● TASK: Keep only the lines where "accent" appears.

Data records
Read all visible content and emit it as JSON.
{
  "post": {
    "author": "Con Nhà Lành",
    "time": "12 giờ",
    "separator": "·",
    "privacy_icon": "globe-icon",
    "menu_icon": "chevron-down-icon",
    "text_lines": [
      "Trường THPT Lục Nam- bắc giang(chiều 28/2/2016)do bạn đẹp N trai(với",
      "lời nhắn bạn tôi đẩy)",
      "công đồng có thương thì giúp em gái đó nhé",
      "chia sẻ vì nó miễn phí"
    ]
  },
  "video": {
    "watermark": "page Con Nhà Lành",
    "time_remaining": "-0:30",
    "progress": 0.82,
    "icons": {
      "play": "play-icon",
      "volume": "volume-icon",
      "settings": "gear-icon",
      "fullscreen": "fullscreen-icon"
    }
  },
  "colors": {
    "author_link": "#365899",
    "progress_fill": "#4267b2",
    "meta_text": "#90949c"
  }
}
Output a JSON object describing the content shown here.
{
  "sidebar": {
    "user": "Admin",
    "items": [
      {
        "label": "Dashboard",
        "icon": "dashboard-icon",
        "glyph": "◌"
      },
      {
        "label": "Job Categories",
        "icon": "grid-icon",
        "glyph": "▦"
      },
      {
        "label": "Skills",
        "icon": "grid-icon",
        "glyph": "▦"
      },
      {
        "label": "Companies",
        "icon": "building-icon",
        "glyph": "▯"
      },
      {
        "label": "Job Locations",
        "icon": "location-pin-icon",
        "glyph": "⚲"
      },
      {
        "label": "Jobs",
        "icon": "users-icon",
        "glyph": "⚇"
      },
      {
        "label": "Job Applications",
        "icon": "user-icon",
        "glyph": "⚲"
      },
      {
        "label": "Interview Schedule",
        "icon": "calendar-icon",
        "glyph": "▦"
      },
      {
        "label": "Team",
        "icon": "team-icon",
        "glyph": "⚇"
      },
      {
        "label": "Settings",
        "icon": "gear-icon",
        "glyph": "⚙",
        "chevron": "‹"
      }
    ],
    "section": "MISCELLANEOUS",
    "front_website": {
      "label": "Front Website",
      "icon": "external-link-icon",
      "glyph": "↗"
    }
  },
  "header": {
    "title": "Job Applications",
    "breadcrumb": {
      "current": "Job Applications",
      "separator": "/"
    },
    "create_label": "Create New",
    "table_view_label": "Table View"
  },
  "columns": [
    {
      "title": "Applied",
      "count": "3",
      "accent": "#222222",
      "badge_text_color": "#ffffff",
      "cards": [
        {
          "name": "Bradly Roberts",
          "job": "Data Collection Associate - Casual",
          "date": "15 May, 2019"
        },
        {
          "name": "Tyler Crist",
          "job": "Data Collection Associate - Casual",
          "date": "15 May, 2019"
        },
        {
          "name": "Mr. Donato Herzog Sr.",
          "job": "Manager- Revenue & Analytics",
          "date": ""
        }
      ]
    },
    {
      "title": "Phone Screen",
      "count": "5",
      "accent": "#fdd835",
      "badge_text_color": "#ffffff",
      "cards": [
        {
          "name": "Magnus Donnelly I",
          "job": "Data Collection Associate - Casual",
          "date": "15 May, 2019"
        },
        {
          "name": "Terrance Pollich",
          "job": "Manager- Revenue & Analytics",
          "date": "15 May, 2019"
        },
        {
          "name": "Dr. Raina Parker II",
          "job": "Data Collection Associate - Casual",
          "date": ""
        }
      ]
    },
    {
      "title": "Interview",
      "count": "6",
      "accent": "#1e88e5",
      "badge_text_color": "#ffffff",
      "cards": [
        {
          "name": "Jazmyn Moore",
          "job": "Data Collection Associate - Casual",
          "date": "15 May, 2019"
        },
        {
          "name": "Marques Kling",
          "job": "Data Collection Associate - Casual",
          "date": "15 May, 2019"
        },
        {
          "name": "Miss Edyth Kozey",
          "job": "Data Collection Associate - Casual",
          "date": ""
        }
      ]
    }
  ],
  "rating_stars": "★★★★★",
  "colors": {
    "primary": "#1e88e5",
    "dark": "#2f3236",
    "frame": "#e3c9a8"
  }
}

● OUTPUT BELOW:
      "accent": "#222222",
      "accent": "#fdd835",
      "accent": "#1e88e5",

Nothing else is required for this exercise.